_Directions_
Write the entries below out again exactly; any picture in them stays out.
....
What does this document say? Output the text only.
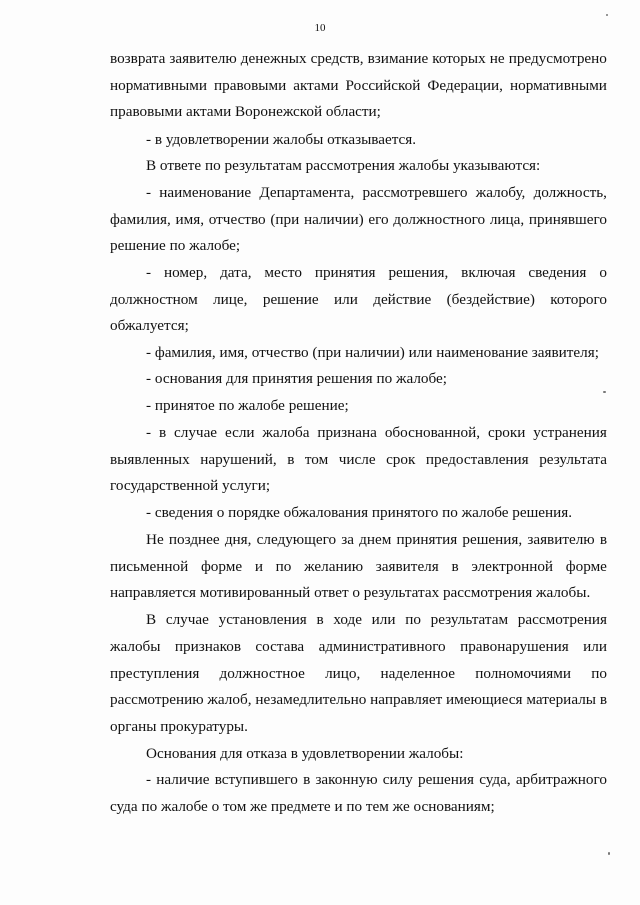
10
возврата заявителю денежных средств, взимание которых не предусмотрено
нормативными правовыми актами Российской Федерации, нормативными
правовыми актами Воронежской области;
- в удовлетворении жалобы отказывается.
В ответе по результатам рассмотрения жалобы указываются:
- наименование Департамента, рассмотревшего жалобу, должность,
фамилия, имя, отчество (при наличии) его должностного лица, принявшего
решение по жалобе;
- номер, дата, место принятия решения, включая сведения о
должностном лице, решение или действие (бездействие) которого
обжалуется;
- фамилия, имя, отчество (при наличии) или наименование заявителя;
- основания для принятия решения по жалобе;
- принятое по жалобе решение;
- в случае если жалоба признана обоснованной, сроки устранения
выявленных нарушений, в том числе срок предоставления результата
государственной услуги;
- сведения о порядке обжалования принятого по жалобе решения.
Не позднее дня, следующего за днем принятия решения, заявителю в
письменной форме и по желанию заявителя в электронной форме
направляется мотивированный ответ о результатах рассмотрения жалобы.
В случае установления в ходе или по результатам рассмотрения
жалобы признаков состава административного правонарушения или
преступления должностное лицо, наделенное полномочиями по
рассмотрению жалоб, незамедлительно направляет имеющиеся материалы в
органы прокуратуры.
Основания для отказа в удовлетворении жалобы:
- наличие вступившего в законную силу решения суда, арбитражного
суда по жалобе о том же предмете и по тем же основаниям;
....
_Task answer_
What does this document say? Output the text only.
10
возврата заявителю денежных средств, взимание которых не предусмотрено
нормативными правовыми актами Российской Федерации, нормативными
правовыми актами Воронежской области;
- в удовлетворении жалобы отказывается.
В ответе по результатам рассмотрения жалобы указываются:
- наименование Департамента, рассмотревшего жалобу, должность,
фамилия, имя, отчество (при наличии) его должностного лица, принявшего
решение по жалобе;
- номер, дата, место принятия решения, включая сведения о
должностном лице, решение или действие (бездействие) которого
обжалуется;
- фамилия, имя, отчество (при наличии) или наименование заявителя;
- основания для принятия решения по жалобе;
- принятое по жалобе решение;
- в случае если жалоба признана обоснованной, сроки устранения
выявленных нарушений, в том числе срок предоставления результата
государственной услуги;
- сведения о порядке обжалования принятого по жалобе решения.
Не позднее дня, следующего за днем принятия решения, заявителю в
письменной форме и по желанию заявителя в электронной форме
направляется мотивированный ответ о результатах рассмотрения жалобы.
В случае установления в ходе или по результатам рассмотрения
жалобы признаков состава административного правонарушения или
преступления должностное лицо, наделенное полномочиями по
рассмотрению жалоб, незамедлительно направляет имеющиеся материалы в
органы прокуратуры.
Основания для отказа в удовлетворении жалобы:
- наличие вступившего в законную силу решения суда, арбитражного
суда по жалобе о том же предмете и по тем же основаниям;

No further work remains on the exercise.